## Entries
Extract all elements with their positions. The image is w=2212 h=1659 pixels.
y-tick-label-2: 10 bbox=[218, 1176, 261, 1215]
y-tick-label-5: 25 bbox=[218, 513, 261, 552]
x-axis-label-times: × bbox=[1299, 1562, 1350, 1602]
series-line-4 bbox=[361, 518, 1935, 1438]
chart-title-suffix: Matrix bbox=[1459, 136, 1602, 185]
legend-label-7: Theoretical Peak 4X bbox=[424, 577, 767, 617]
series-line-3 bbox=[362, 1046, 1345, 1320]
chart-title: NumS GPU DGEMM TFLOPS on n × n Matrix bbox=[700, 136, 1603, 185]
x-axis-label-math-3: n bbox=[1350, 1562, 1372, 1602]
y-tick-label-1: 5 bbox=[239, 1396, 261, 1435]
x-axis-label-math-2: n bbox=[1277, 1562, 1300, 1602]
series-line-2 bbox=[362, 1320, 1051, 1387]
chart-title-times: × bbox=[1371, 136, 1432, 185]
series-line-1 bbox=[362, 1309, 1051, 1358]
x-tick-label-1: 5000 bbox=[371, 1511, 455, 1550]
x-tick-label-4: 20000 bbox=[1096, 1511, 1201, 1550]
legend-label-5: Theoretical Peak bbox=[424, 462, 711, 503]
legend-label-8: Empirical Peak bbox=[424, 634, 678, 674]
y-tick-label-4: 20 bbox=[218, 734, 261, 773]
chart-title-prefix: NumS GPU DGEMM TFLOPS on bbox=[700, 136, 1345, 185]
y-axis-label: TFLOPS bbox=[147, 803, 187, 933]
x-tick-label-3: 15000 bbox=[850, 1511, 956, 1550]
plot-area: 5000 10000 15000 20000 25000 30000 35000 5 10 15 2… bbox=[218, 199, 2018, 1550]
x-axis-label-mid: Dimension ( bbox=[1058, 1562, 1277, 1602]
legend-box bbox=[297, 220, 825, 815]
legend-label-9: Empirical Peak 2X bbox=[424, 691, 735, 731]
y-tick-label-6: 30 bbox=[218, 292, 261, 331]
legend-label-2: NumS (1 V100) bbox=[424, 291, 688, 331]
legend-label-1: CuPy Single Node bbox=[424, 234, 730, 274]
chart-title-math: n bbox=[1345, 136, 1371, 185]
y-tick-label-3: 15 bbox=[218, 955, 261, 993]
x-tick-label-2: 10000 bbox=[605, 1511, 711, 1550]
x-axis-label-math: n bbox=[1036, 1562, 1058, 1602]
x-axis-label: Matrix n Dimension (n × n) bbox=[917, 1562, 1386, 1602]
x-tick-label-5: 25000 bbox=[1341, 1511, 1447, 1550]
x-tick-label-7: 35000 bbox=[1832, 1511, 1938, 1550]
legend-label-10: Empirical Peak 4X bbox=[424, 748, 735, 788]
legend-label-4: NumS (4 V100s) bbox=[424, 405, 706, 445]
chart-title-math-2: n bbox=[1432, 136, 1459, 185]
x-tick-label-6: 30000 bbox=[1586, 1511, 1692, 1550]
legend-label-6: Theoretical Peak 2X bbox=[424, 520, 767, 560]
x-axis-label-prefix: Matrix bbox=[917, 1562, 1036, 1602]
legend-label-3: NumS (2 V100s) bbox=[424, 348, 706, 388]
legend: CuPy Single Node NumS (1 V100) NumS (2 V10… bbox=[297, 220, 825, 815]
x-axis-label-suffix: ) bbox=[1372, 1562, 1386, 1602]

## Task description
Copy the records above line for line, changing no character.

## Completed exercise
Extract all elements with their positions. The image is w=2212 h=1659 pixels.
y-tick-label-2: 10 bbox=[218, 1176, 261, 1215]
y-tick-label-5: 25 bbox=[218, 513, 261, 552]
x-axis-label-times: × bbox=[1299, 1562, 1350, 1602]
series-line-4 bbox=[361, 518, 1935, 1438]
chart-title-suffix: Matrix bbox=[1459, 136, 1602, 185]
legend-label-7: Theoretical Peak 4X bbox=[424, 577, 767, 617]
series-line-3 bbox=[362, 1046, 1345, 1320]
chart-title: NumS GPU DGEMM TFLOPS on n × n Matrix bbox=[700, 136, 1603, 185]
x-axis-label-math-3: n bbox=[1350, 1562, 1372, 1602]
y-tick-label-1: 5 bbox=[239, 1396, 261, 1435]
x-axis-label-math-2: n bbox=[1277, 1562, 1300, 1602]
series-line-2 bbox=[362, 1320, 1051, 1387]
chart-title-times: × bbox=[1371, 136, 1432, 185]
series-line-1 bbox=[362, 1309, 1051, 1358]
x-tick-label-1: 5000 bbox=[371, 1511, 455, 1550]
x-tick-label-4: 20000 bbox=[1096, 1511, 1201, 1550]
legend-label-5: Theoretical Peak bbox=[424, 462, 711, 503]
legend-label-8: Empirical Peak bbox=[424, 634, 678, 674]
y-tick-label-4: 20 bbox=[218, 734, 261, 773]
chart-title-prefix: NumS GPU DGEMM TFLOPS on bbox=[700, 136, 1345, 185]
y-axis-label: TFLOPS bbox=[147, 803, 187, 933]
x-tick-label-3: 15000 bbox=[850, 1511, 956, 1550]
plot-area: 5000 10000 15000 20000 25000 30000 35000 5 10 15 2… bbox=[218, 199, 2018, 1550]
x-axis-label-mid: Dimension ( bbox=[1058, 1562, 1277, 1602]
legend-box bbox=[297, 220, 825, 815]
legend-label-9: Empirical Peak 2X bbox=[424, 691, 735, 731]
y-tick-label-6: 30 bbox=[218, 292, 261, 331]
legend-label-2: NumS (1 V100) bbox=[424, 291, 688, 331]
legend-label-1: CuPy Single Node bbox=[424, 234, 730, 274]
chart-title-math: n bbox=[1345, 136, 1371, 185]
y-tick-label-3: 15 bbox=[218, 955, 261, 993]
x-tick-label-2: 10000 bbox=[605, 1511, 711, 1550]
x-axis-label-math: n bbox=[1036, 1562, 1058, 1602]
x-axis-label: Matrix n Dimension (n × n) bbox=[917, 1562, 1386, 1602]
x-tick-label-5: 25000 bbox=[1341, 1511, 1447, 1550]
x-tick-label-7: 35000 bbox=[1832, 1511, 1938, 1550]
legend-label-10: Empirical Peak 4X bbox=[424, 748, 735, 788]
legend-label-4: NumS (4 V100s) bbox=[424, 405, 706, 445]
chart-title-math-2: n bbox=[1432, 136, 1459, 185]
x-tick-label-6: 30000 bbox=[1586, 1511, 1692, 1550]
legend-label-6: Theoretical Peak 2X bbox=[424, 520, 767, 560]
x-axis-label-prefix: Matrix bbox=[917, 1562, 1036, 1602]
legend-label-3: NumS (2 V100s) bbox=[424, 348, 706, 388]
legend: CuPy Single Node NumS (1 V100) NumS (2 V10… bbox=[297, 220, 825, 815]
x-axis-label-suffix: ) bbox=[1372, 1562, 1386, 1602]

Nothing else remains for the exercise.